Entries taken from a collection |
········

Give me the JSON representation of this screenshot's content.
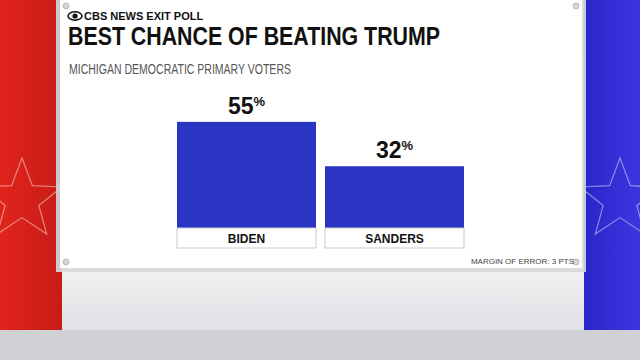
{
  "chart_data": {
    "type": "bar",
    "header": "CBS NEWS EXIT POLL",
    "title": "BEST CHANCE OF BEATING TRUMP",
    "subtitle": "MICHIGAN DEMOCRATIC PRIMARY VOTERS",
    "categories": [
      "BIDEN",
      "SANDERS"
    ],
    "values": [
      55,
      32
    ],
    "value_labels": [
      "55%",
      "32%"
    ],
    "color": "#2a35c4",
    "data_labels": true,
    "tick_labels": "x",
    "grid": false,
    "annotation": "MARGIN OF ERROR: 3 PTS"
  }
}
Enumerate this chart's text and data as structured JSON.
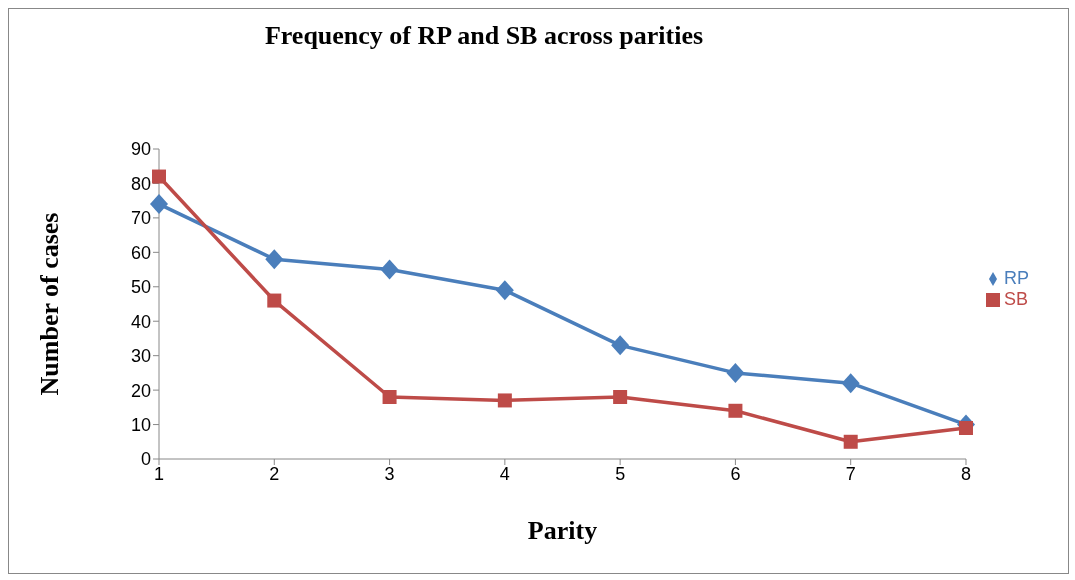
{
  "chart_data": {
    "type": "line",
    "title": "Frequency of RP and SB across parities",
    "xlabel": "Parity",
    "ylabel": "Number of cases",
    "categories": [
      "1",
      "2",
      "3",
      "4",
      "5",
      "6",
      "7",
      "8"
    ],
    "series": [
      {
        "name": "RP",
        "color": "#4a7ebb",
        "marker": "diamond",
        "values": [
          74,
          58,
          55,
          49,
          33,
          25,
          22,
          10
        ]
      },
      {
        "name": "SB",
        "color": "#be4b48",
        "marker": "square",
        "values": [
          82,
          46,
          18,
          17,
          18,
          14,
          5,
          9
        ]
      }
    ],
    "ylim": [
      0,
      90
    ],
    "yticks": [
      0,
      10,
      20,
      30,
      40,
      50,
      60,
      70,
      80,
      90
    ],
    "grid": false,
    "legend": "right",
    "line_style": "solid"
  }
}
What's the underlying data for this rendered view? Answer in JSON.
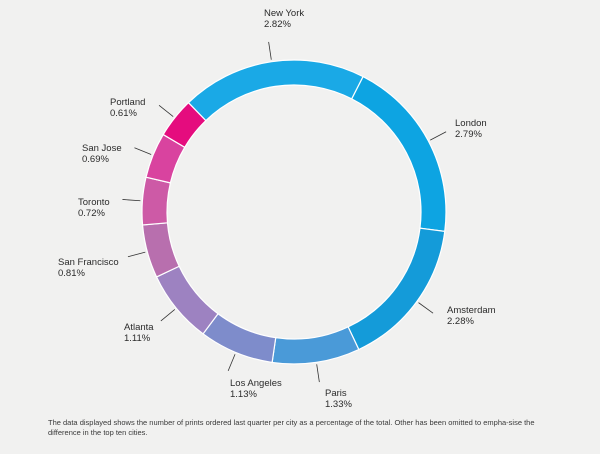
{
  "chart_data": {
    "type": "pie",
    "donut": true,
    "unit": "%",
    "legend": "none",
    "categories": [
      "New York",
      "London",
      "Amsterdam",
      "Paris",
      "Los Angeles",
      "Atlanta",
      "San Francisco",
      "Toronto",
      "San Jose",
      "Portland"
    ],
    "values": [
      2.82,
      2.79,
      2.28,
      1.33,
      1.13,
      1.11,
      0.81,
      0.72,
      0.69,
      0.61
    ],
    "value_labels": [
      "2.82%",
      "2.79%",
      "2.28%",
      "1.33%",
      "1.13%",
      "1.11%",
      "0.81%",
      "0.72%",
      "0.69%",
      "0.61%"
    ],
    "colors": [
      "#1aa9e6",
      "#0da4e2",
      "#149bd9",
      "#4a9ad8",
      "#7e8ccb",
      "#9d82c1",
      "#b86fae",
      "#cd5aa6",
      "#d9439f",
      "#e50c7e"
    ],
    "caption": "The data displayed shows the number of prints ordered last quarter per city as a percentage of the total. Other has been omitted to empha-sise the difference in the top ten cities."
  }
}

········

The task |
Make an exact copy of the records shown above, without the pictures.

Full output |
Give me the JSON representation of this screenshot's content.
{
  "chart_data": {
    "type": "bar",
    "header": "CBS NEWS EXIT POLL",
    "title": "BEST CHANCE OF BEATING TRUMP",
    "subtitle": "MICHIGAN DEMOCRATIC PRIMARY VOTERS",
    "categories": [
      "BIDEN",
      "SANDERS"
    ],
    "values": [
      55,
      32
    ],
    "value_labels": [
      "55%",
      "32%"
    ],
    "color": "#2a35c4",
    "data_labels": true,
    "tick_labels": "x",
    "grid": false,
    "annotation": "MARGIN OF ERROR: 3 PTS"
  }
}
Enumerate this chart's text and data as structured JSON.
{
  "chart_data": {
    "type": "line",
    "title": "Frequency of RP and SB across parities",
    "xlabel": "Parity",
    "ylabel": "Number of cases",
    "categories": [
      "1",
      "2",
      "3",
      "4",
      "5",
      "6",
      "7",
      "8"
    ],
    "series": [
      {
        "name": "RP",
        "color": "#4a7ebb",
        "marker": "diamond",
        "values": [
          74,
          58,
          55,
          49,
          33,
          25,
          22,
          10
        ]
      },
      {
        "name": "SB",
        "color": "#be4b48",
        "marker": "square",
        "values": [
          82,
          46,
          18,
          17,
          18,
          14,
          5,
          9
        ]
      }
    ],
    "ylim": [
      0,
      90
    ],
    "yticks": [
      0,
      10,
      20,
      30,
      40,
      50,
      60,
      70,
      80,
      90
    ],
    "grid": false,
    "legend": "right",
    "line_style": "solid"
  }
}
What's the underlying data for this rendered view? Answer in JSON.
{
  "chart_data": {
    "type": "pie",
    "donut": true,
    "unit": "%",
    "legend": "none",
    "categories": [
      "New York",
      "London",
      "Amsterdam",
      "Paris",
      "Los Angeles",
      "Atlanta",
      "San Francisco",
      "Toronto",
      "San Jose",
      "Portland"
    ],
    "values": [
      2.82,
      2.79,
      2.28,
      1.33,
      1.13,
      1.11,
      0.81,
      0.72,
      0.69,
      0.61
    ],
    "value_labels": [
      "2.82%",
      "2.79%",
      "2.28%",
      "1.33%",
      "1.13%",
      "1.11%",
      "0.81%",
      "0.72%",
      "0.69%",
      "0.61%"
    ],
    "colors": [
      "#1aa9e6",
      "#0da4e2",
      "#149bd9",
      "#4a9ad8",
      "#7e8ccb",
      "#9d82c1",
      "#b86fae",
      "#cd5aa6",
      "#d9439f",
      "#e50c7e"
    ],
    "caption": "The data displayed shows the number of prints ordered last quarter per city as a percentage of the total. Other has been omitted to empha-sise the difference in the top ten cities."
  }
}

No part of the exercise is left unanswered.